== Prompt ==
Would you copy out the whole listing exactly as given?

[Stored data entries]
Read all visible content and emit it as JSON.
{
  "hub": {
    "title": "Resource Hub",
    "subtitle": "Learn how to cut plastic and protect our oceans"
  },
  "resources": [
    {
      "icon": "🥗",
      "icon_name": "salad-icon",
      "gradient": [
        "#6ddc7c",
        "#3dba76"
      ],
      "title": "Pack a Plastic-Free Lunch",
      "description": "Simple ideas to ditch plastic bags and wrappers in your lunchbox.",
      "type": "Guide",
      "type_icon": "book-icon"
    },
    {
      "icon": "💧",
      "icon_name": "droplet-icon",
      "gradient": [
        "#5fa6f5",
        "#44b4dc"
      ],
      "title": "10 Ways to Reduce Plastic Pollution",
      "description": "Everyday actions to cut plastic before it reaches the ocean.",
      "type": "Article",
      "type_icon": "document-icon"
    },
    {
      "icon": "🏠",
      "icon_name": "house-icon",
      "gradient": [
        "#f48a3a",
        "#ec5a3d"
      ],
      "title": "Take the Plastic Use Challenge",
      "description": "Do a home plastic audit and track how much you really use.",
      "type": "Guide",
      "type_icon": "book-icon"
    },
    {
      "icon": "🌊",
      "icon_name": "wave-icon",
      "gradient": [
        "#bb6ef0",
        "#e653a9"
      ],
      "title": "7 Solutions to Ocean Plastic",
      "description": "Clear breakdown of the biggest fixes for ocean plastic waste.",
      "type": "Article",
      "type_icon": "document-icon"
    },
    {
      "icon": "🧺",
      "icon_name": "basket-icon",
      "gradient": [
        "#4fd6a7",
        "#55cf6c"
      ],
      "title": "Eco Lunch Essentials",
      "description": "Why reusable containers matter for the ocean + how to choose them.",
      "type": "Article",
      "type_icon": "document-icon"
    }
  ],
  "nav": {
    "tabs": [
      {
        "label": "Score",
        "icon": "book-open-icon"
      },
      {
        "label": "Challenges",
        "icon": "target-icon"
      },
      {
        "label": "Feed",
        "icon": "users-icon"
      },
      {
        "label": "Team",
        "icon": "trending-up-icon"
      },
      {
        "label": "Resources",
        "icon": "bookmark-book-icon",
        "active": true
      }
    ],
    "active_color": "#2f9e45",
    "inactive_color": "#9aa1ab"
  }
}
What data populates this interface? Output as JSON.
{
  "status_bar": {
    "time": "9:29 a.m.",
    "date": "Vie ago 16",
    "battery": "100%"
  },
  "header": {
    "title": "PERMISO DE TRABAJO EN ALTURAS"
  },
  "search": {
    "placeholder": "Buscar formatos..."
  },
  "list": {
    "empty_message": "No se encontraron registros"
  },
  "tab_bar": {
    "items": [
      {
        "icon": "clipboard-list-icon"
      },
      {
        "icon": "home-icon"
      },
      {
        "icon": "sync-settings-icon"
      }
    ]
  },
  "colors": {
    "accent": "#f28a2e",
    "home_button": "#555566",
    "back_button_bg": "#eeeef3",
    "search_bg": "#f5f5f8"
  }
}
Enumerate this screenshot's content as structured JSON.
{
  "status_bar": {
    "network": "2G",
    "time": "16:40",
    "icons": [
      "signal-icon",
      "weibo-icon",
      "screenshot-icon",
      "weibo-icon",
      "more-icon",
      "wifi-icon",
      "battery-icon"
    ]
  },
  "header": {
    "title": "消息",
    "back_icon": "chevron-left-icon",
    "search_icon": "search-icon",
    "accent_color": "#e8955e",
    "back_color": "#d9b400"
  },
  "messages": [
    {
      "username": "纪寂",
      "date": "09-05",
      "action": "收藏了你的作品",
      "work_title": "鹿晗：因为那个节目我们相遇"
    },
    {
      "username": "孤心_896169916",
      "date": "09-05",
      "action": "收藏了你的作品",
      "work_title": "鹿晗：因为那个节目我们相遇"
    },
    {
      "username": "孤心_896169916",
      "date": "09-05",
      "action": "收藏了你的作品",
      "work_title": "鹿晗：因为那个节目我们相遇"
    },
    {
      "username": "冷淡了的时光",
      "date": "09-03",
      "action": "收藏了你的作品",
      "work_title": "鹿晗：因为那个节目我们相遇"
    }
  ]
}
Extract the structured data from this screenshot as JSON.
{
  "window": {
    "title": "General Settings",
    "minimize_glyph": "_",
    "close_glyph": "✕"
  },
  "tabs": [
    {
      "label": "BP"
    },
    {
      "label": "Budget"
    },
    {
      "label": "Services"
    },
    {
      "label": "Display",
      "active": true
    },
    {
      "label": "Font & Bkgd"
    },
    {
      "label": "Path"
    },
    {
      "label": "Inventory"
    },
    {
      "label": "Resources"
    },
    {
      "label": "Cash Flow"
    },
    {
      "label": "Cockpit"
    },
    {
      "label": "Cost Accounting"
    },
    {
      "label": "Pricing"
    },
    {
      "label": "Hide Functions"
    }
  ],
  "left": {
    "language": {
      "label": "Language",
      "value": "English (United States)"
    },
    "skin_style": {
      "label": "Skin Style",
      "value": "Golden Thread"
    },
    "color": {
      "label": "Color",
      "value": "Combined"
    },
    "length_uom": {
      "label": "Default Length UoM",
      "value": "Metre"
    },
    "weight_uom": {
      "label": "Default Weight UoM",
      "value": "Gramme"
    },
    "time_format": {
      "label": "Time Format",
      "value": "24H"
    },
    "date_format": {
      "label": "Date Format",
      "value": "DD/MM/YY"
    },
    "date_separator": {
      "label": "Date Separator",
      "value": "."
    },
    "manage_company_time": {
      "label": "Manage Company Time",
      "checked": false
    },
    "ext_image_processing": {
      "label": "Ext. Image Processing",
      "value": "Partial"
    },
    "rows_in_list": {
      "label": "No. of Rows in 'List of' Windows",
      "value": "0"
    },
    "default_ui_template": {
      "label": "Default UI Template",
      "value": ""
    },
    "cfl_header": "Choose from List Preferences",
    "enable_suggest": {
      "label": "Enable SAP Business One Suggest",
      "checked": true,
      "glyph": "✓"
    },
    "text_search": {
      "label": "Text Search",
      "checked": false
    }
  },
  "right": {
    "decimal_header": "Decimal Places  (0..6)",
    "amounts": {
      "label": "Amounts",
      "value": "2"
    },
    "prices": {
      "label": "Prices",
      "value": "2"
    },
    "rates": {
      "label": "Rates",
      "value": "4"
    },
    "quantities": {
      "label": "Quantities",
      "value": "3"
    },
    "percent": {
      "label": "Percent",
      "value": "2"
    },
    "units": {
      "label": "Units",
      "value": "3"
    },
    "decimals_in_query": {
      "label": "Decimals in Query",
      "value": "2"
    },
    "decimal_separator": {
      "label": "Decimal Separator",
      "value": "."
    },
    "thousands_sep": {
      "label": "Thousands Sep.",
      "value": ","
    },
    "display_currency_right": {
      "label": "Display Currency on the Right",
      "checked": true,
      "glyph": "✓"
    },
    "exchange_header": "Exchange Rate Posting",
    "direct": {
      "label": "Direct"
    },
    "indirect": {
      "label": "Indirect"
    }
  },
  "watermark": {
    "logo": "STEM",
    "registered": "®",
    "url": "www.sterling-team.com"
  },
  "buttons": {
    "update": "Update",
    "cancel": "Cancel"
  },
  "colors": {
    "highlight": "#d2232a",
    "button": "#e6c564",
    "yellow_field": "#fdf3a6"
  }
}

== Full response ==
Read all visible content and emit it as JSON.
{
  "hub": {
    "title": "Resource Hub",
    "subtitle": "Learn how to cut plastic and protect our oceans"
  },
  "resources": [
    {
      "icon": "🥗",
      "icon_name": "salad-icon",
      "gradient": [
        "#6ddc7c",
        "#3dba76"
      ],
      "title": "Pack a Plastic-Free Lunch",
      "description": "Simple ideas to ditch plastic bags and wrappers in your lunchbox.",
      "type": "Guide",
      "type_icon": "book-icon"
    },
    {
      "icon": "💧",
      "icon_name": "droplet-icon",
      "gradient": [
        "#5fa6f5",
        "#44b4dc"
      ],
      "title": "10 Ways to Reduce Plastic Pollution",
      "description": "Everyday actions to cut plastic before it reaches the ocean.",
      "type": "Article",
      "type_icon": "document-icon"
    },
    {
      "icon": "🏠",
      "icon_name": "house-icon",
      "gradient": [
        "#f48a3a",
        "#ec5a3d"
      ],
      "title": "Take the Plastic Use Challenge",
      "description": "Do a home plastic audit and track how much you really use.",
      "type": "Guide",
      "type_icon": "book-icon"
    },
    {
      "icon": "🌊",
      "icon_name": "wave-icon",
      "gradient": [
        "#bb6ef0",
        "#e653a9"
      ],
      "title": "7 Solutions to Ocean Plastic",
      "description": "Clear breakdown of the biggest fixes for ocean plastic waste.",
      "type": "Article",
      "type_icon": "document-icon"
    },
    {
      "icon": "🧺",
      "icon_name": "basket-icon",
      "gradient": [
        "#4fd6a7",
        "#55cf6c"
      ],
      "title": "Eco Lunch Essentials",
      "description": "Why reusable containers matter for the ocean + how to choose them.",
      "type": "Article",
      "type_icon": "document-icon"
    }
  ],
  "nav": {
    "tabs": [
      {
        "label": "Score",
        "icon": "book-open-icon"
      },
      {
        "label": "Challenges",
        "icon": "target-icon"
      },
      {
        "label": "Feed",
        "icon": "users-icon"
      },
      {
        "label": "Team",
        "icon": "trending-up-icon"
      },
      {
        "label": "Resources",
        "icon": "bookmark-book-icon",
        "active": true
      }
    ],
    "active_color": "#2f9e45",
    "inactive_color": "#9aa1ab"
  }
}
What data populates this interface? Output as JSON.
{
  "status_bar": {
    "time": "9:29 a.m.",
    "date": "Vie ago 16",
    "battery": "100%"
  },
  "header": {
    "title": "PERMISO DE TRABAJO EN ALTURAS"
  },
  "search": {
    "placeholder": "Buscar formatos..."
  },
  "list": {
    "empty_message": "No se encontraron registros"
  },
  "tab_bar": {
    "items": [
      {
        "icon": "clipboard-list-icon"
      },
      {
        "icon": "home-icon"
      },
      {
        "icon": "sync-settings-icon"
      }
    ]
  },
  "colors": {
    "accent": "#f28a2e",
    "home_button": "#555566",
    "back_button_bg": "#eeeef3",
    "search_bg": "#f5f5f8"
  }
}
Enumerate this screenshot's content as structured JSON.
{
  "status_bar": {
    "network": "2G",
    "time": "16:40",
    "icons": [
      "signal-icon",
      "weibo-icon",
      "screenshot-icon",
      "weibo-icon",
      "more-icon",
      "wifi-icon",
      "battery-icon"
    ]
  },
  "header": {
    "title": "消息",
    "back_icon": "chevron-left-icon",
    "search_icon": "search-icon",
    "accent_color": "#e8955e",
    "back_color": "#d9b400"
  },
  "messages": [
    {
      "username": "纪寂",
      "date": "09-05",
      "action": "收藏了你的作品",
      "work_title": "鹿晗：因为那个节目我们相遇"
    },
    {
      "username": "孤心_896169916",
      "date": "09-05",
      "action": "收藏了你的作品",
      "work_title": "鹿晗：因为那个节目我们相遇"
    },
    {
      "username": "孤心_896169916",
      "date": "09-05",
      "action": "收藏了你的作品",
      "work_title": "鹿晗：因为那个节目我们相遇"
    },
    {
      "username": "冷淡了的时光",
      "date": "09-03",
      "action": "收藏了你的作品",
      "work_title": "鹿晗：因为那个节目我们相遇"
    }
  ]
}
Extract the structured data from this screenshot as JSON.
{
  "window": {
    "title": "General Settings",
    "minimize_glyph": "_",
    "close_glyph": "✕"
  },
  "tabs": [
    {
      "label": "BP"
    },
    {
      "label": "Budget"
    },
    {
      "label": "Services"
    },
    {
      "label": "Display",
      "active": true
    },
    {
      "label": "Font & Bkgd"
    },
    {
      "label": "Path"
    },
    {
      "label": "Inventory"
    },
    {
      "label": "Resources"
    },
    {
      "label": "Cash Flow"
    },
    {
      "label": "Cockpit"
    },
    {
      "label": "Cost Accounting"
    },
    {
      "label": "Pricing"
    },
    {
      "label": "Hide Functions"
    }
  ],
  "left": {
    "language": {
      "label": "Language",
      "value": "English (United States)"
    },
    "skin_style": {
      "label": "Skin Style",
      "value": "Golden Thread"
    },
    "color": {
      "label": "Color",
      "value": "Combined"
    },
    "length_uom": {
      "label": "Default Length UoM",
      "value": "Metre"
    },
    "weight_uom": {
      "label": "Default Weight UoM",
      "value": "Gramme"
    },
    "time_format": {
      "label": "Time Format",
      "value": "24H"
    },
    "date_format": {
      "label": "Date Format",
      "value": "DD/MM/YY"
    },
    "date_separator": {
      "label": "Date Separator",
      "value": "."
    },
    "manage_company_time": {
      "label": "Manage Company Time",
      "checked": false
    },
    "ext_image_processing": {
      "label": "Ext. Image Processing",
      "value": "Partial"
    },
    "rows_in_list": {
      "label": "No. of Rows in 'List of' Windows",
      "value": "0"
    },
    "default_ui_template": {
      "label": "Default UI Template",
      "value": ""
    },
    "cfl_header": "Choose from List Preferences",
    "enable_suggest": {
      "label": "Enable SAP Business One Suggest",
      "checked": true,
      "glyph": "✓"
    },
    "text_search": {
      "label": "Text Search",
      "checked": false
    }
  },
  "right": {
    "decimal_header": "Decimal Places  (0..6)",
    "amounts": {
      "label": "Amounts",
      "value": "2"
    },
    "prices": {
      "label": "Prices",
      "value": "2"
    },
    "rates": {
      "label": "Rates",
      "value": "4"
    },
    "quantities": {
      "label": "Quantities",
      "value": "3"
    },
    "percent": {
      "label": "Percent",
      "value": "2"
    },
    "units": {
      "label": "Units",
      "value": "3"
    },
    "decimals_in_query": {
      "label": "Decimals in Query",
      "value": "2"
    },
    "decimal_separator": {
      "label": "Decimal Separator",
      "value": "."
    },
    "thousands_sep": {
      "label": "Thousands Sep.",
      "value": ","
    },
    "display_currency_right": {
      "label": "Display Currency on the Right",
      "checked": true,
      "glyph": "✓"
    },
    "exchange_header": "Exchange Rate Posting",
    "direct": {
      "label": "Direct"
    },
    "indirect": {
      "label": "Indirect"
    }
  },
  "watermark": {
    "logo": "STEM",
    "registered": "®",
    "url": "www.sterling-team.com"
  },
  "buttons": {
    "update": "Update",
    "cancel": "Cancel"
  },
  "colors": {
    "highlight": "#d2232a",
    "button": "#e6c564",
    "yellow_field": "#fdf3a6"
  }
}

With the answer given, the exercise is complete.